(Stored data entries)
----

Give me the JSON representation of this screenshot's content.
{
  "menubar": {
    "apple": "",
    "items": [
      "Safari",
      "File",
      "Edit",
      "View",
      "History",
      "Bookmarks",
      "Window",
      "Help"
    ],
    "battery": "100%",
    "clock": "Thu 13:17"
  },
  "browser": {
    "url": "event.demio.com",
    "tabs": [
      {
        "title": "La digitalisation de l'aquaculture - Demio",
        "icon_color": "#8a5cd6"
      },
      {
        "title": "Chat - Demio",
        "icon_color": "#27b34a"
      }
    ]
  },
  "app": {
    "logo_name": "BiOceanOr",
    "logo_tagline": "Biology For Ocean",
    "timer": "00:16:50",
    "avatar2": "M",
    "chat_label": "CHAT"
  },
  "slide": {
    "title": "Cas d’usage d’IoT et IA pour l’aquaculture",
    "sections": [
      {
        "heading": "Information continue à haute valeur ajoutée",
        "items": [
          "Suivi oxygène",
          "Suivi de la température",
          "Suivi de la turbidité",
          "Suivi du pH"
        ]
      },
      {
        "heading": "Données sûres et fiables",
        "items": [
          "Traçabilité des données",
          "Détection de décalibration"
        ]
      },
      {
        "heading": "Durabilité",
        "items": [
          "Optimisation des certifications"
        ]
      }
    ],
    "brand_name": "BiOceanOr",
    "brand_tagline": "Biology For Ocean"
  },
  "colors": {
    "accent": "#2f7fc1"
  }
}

----

Prompt
Copy out all of the records shown above exactly.

Expected answer
Give me the JSON representation of this screenshot's content.
{
  "menubar": {
    "apple": "",
    "items": [
      "Safari",
      "File",
      "Edit",
      "View",
      "History",
      "Bookmarks",
      "Window",
      "Help"
    ],
    "battery": "100%",
    "clock": "Thu 13:17"
  },
  "browser": {
    "url": "event.demio.com",
    "tabs": [
      {
        "title": "La digitalisation de l'aquaculture - Demio",
        "icon_color": "#8a5cd6"
      },
      {
        "title": "Chat - Demio",
        "icon_color": "#27b34a"
      }
    ]
  },
  "app": {
    "logo_name": "BiOceanOr",
    "logo_tagline": "Biology For Ocean",
    "timer": "00:16:50",
    "avatar2": "M",
    "chat_label": "CHAT"
  },
  "slide": {
    "title": "Cas d’usage d’IoT et IA pour l’aquaculture",
    "sections": [
      {
        "heading": "Information continue à haute valeur ajoutée",
        "items": [
          "Suivi oxygène",
          "Suivi de la température",
          "Suivi de la turbidité",
          "Suivi du pH"
        ]
      },
      {
        "heading": "Données sûres et fiables",
        "items": [
          "Traçabilité des données",
          "Détection de décalibration"
        ]
      },
      {
        "heading": "Durabilité",
        "items": [
          "Optimisation des certifications"
        ]
      }
    ],
    "brand_name": "BiOceanOr",
    "brand_tagline": "Biology For Ocean"
  },
  "colors": {
    "accent": "#2f7fc1"
  }
}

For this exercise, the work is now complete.